▶ [O QUE FAZER]
a. Responda com base no trecho citado:
(i) Segundo o trecho, onde o dogma guarda hoje a memória dele mesmo?
(ii) O que deve ser feito com as leis quando a legalidade é quebrada pelos de baixo?
(iii) Como é descrito o lugar de cima na geografia do poder?
b. Prossiga com o texto sobre a geografia do poder, começando logo após a última frase apresentada.

┌─ TRECHO CITADO

As palavras mudam e também as imagens. Antes, na geografia das estátuas, o dogma se tornava pedra para honrar seus fanáticos. Hoje é nas capas das revistas, jornais e noticiários televisivos e radiofônicos que o dogma guarda a memória dele mesmo nas hemerotecas, e garante que vai servir de desculpa para os que darão continuidade aos pesadelos fundamentalistas.

Na moderna teoria do estado, os seres humanos nascem diferentes. Sua incorporação na sociedade consiste num processo de educação que daria inveja ao mais cruel dos reformatórios. O esforço de todo o aparelho do Estado se dirige para "igualar" este ser humano, ou seja, para hegemonizá-lo sob uma hegemonia: a de quem manda. O grau de sucesso social, então, se mede de acordo com o aproximar-se ou afastar-se de um modelo. A homogeneidade não é fazer com que todos sejamos iguais, mas sim com que todos tratemos de ser iguais a este modelo. E o modelo é aquele que é construído por quem é poder. A hegemonia não está só no fato de que alguém manda, e sim, além disso, que todos nos esforcemos para obedecer.

Aí está a homogeneidade, não temos todos as mesmas riquezas (e nem falar do fato de que poucos as possuem as custas de muitos outros), nem as mesmas oportunidades, mas temos sim o mesmo dono e a mesma vontade de obedecer a ele (que é outra forma de dizer "servi-lo").

Quando se faz uma comparação da sociedade com a família e se diz que deve haver regras para a convivência, se "esquece" que o problema são estas determinadas regras. Aí, as palavras mudam sua geografia, já não dizem o que dizem, mas sim o que eles querem, eles que são poder, que digam.

Em algum momento da história moderna a legalidade supre a legitimidade e quando a legalidade é quebrada pelos de cima se devem adequar as leis. Quando é quebrada pelos de baixo, as leis devem ser aplicadas... para castigar seu descumprimento.

III. A geografia do poder.

Na geografia do poder, uma pessoa não nasce em algum lugar do mundo, mas sim com possibilidades ou não de dominar uma parte qualquer do planeta. Se antes o argumento de superioridade era pertencer a uma raça, agora é a geografia. Os que moram no norte não fazem isso no norte geográfico, mas sim no norte social, ou seja, estão em cima. Os que vivem no sul estão em baixo. A geografia tem se simplificado: há um em cima e um em baixo. O lugar em cima é estreito e cabem uns poucos. O de baixo é tão amplo que abrange qualquer lugar do planeta e tem lugar para toda a humanidade.

└─
┌─ MATERIAL FORNECIDO

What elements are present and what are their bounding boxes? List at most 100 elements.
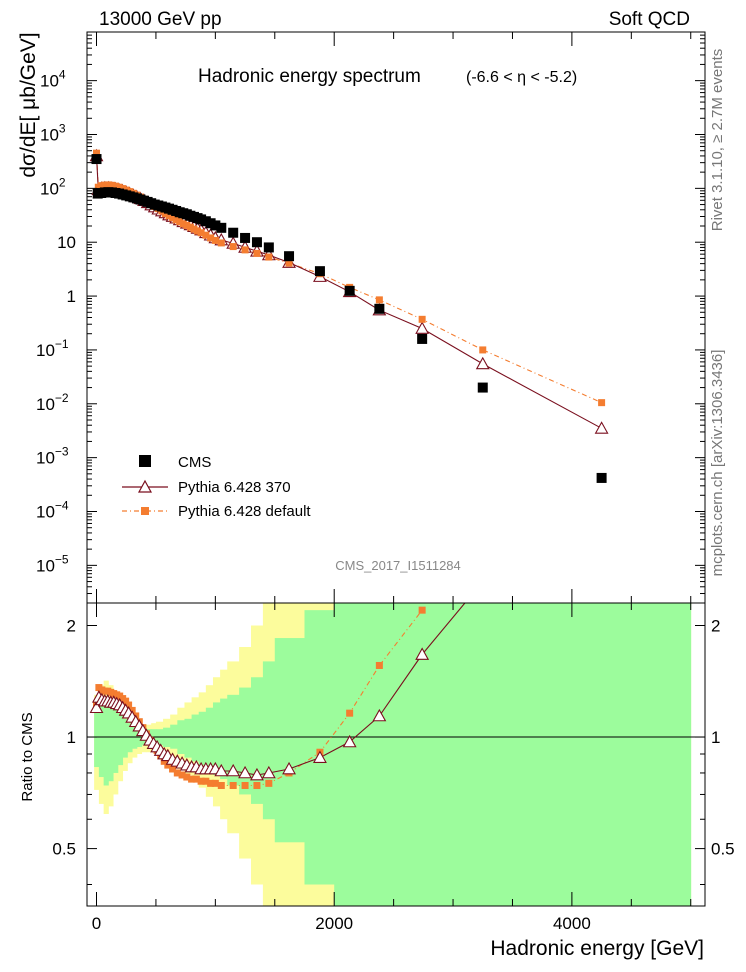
main-marker-cms (314, 266, 325, 277)
ratio-marker-pythia-default (125, 701, 133, 709)
y-tick-label: 102 (40, 175, 66, 198)
ratio-marker-pythia-370 (250, 767, 264, 781)
main-marker-cms (374, 303, 385, 314)
ratio-marker-pythia-370 (313, 750, 327, 763)
uncertainty-band-green (239, 687, 252, 795)
uncertainty-band-green (127, 723, 133, 753)
main-marker-cms (263, 242, 274, 253)
main-marker-cms (344, 285, 355, 296)
y-axis-label: dσ/dE[ μb/GeV] (17, 32, 40, 177)
ratio-marker-pythia-default (229, 782, 237, 790)
ratio-y-tick-label: 2 (67, 616, 76, 635)
ratio-marker-pythia-default (211, 779, 219, 787)
uncertainty-band-green (113, 707, 119, 773)
main-marker-cms (210, 220, 221, 231)
main-marker-cms (477, 382, 488, 393)
ratio-marker-pythia-default (160, 757, 168, 765)
rivet-version-label: Rivet 3.1.10, ≥ 2.7M events (709, 49, 726, 232)
category-label: Soft QCD (609, 9, 690, 30)
uncertainty-band-green (274, 638, 305, 843)
main-marker-cms (228, 227, 239, 238)
main-marker-pythia-default (265, 253, 273, 261)
uncertainty-band-green (108, 702, 114, 782)
y-tick-label: 10 (57, 233, 76, 252)
ratio-marker-pythia-default (178, 771, 186, 779)
ratio-marker-pythia-370 (89, 700, 104, 714)
y-tick-label: 10−1 (36, 337, 69, 360)
main-marker-pythia-default (172, 216, 180, 224)
uncertainty-band-green (220, 698, 228, 780)
ratio-marker-pythia-370 (342, 734, 357, 748)
y-tick-label: 103 (40, 121, 66, 144)
main-marker-cms (91, 154, 102, 165)
main-marker-pythia-default (217, 239, 225, 247)
ratio-plot: 0.5 0.5 1 1 2 2 0 2000 4000 (52, 602, 735, 933)
main-marker-pythia-default (183, 221, 191, 229)
uncertainty-band-green (103, 701, 109, 786)
main-marker-cms (251, 237, 262, 248)
main-marker-pythia-default (194, 227, 202, 235)
ratio-marker-pythia-default (241, 782, 249, 790)
uncertainty-band-green (304, 610, 335, 885)
main-marker-pythia-default (104, 181, 112, 189)
uncertainty-band-green (212, 702, 221, 775)
uncertainty-band-green (191, 714, 200, 762)
y-tick-label: 10−2 (36, 391, 69, 414)
main-marker-pythia-default (253, 249, 261, 257)
main-marker-pythia-370 (475, 356, 490, 370)
ratio-marker-pythia-370 (415, 647, 430, 660)
ratio-y-tick-label-right: 2 (711, 616, 720, 635)
main-marker-pythia-default (169, 214, 177, 222)
ratio-marker-pythia-default (164, 761, 172, 769)
ratio-marker-pythia-default (122, 697, 130, 705)
ratio-marker-pythia-default (265, 779, 273, 787)
main-marker-pythia-default (190, 225, 198, 233)
analysis-label: CMS_2017_I1511284 (335, 558, 461, 573)
main-marker-pythia-default (211, 236, 219, 244)
ratio-marker-pythia-370 (261, 765, 276, 779)
legend-marker-cms (139, 455, 151, 467)
main-line-pythia-default (95, 153, 602, 404)
plot-title: Hadronic energy spectrum (198, 66, 421, 87)
ratio-marker-pythia-default (192, 775, 200, 783)
ratio-marker-pythia-default (197, 777, 205, 785)
main-marker-pythia-default (165, 212, 173, 220)
ratio-marker-pythia-default (173, 769, 181, 777)
ratio-marker-pythia-370 (238, 765, 253, 779)
uncertainty-band-green (205, 707, 214, 769)
main-marker-pythia-370 (415, 321, 430, 334)
x-tick-label: 2000 (315, 914, 353, 933)
ratio-marker-pythia-default (253, 782, 261, 790)
uncertainty-band-green (98, 705, 105, 778)
main-marker-pythia-default (285, 259, 293, 267)
ratio-y-tick-label: 0.5 (52, 840, 76, 859)
main-marker-pythia-default (197, 229, 205, 237)
ratio-marker-pythia-default (418, 606, 426, 614)
main-marker-pythia-default (598, 399, 606, 407)
main-marker-pythia-default (479, 346, 487, 354)
uncertainty-band-green (117, 713, 124, 766)
legend-marker-pythia-default (141, 507, 149, 515)
main-marker-pythia-370 (594, 421, 609, 434)
uncertainty-band-green (227, 694, 240, 786)
ratio-marker-pythia-default (188, 775, 196, 783)
x-tick-label: 4000 (553, 914, 591, 933)
ratio-marker-pythia-370 (372, 708, 387, 722)
ratio-marker-pythia-370 (226, 763, 241, 777)
ratio-marker-pythia-default (183, 773, 191, 781)
main-marker-pythia-default (229, 243, 237, 251)
main-marker-pythia-default (115, 183, 123, 191)
main-marker-cms (417, 333, 428, 344)
x-tick-label: 0 (92, 914, 101, 933)
main-marker-pythia-default (179, 220, 187, 228)
ratio-plot-area (87, 603, 705, 906)
uncertainty-band-green (262, 661, 276, 820)
ratio-marker-pythia-370 (214, 763, 229, 777)
legend: CMS Pythia 6.428 370 Pythia 6.428 defaul… (122, 454, 311, 520)
main-marker-pythia-default (101, 181, 109, 189)
ratio-marker-pythia-default (375, 661, 383, 669)
uncertainty-band-green (198, 711, 207, 766)
main-marker-pythia-default (93, 149, 101, 157)
ratio-y-label: Ratio to CMS (19, 712, 36, 801)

└─

▶ [RESPOSTAS POR TAREFA]
a.
(i) Nas capas das revistas, jornais e noticiários televisivos e radiofônicos, nas hemerotecas.
(ii) Devem ser aplicadas para castigar seu descumprimento.
(iii) É estreito, e nele cabem uns poucos.

b.
Na moderna torre de Babel, uma sociedade se diz superior quando conquista outra, não quando tem mais avanços científicos, culturais, artísticos, melhores condições de vida, melhor convivência.

Na época moderna, o poder trava múltiplas guerras de conquista. E não me refiro a "múltiplas" no sentido de "muitas", mas sim no sentido de "em muitas partes e de muitas formas". Assim, hoje, as guerras mundiais são mais mundiais do que nunca. Pois se o vencedor continua sendo um, os vencidos são muitos e por toda parte.

Declaram seu poder sobre os espaços com o argumento das bombas: aqueles que as jogam estão no norte, na parte "de cima" da torre; aqueles que as recebem estão em baixo, no sul.

Mas não são as bombas a alterarem a geografia. As bombas mudam a distribuição da geografia, seu domínio. Desta forma, nestes espaços limitados por pontos e linhas divisórias, agora domina um, amanhã domina outro. É o que se chama de "geopolítica". Na realidade, os mapas geográficos não assinalam riquezas naturais, pessoas, culturas, histórias, mas sim aquele ou aqueles que não são donos deles.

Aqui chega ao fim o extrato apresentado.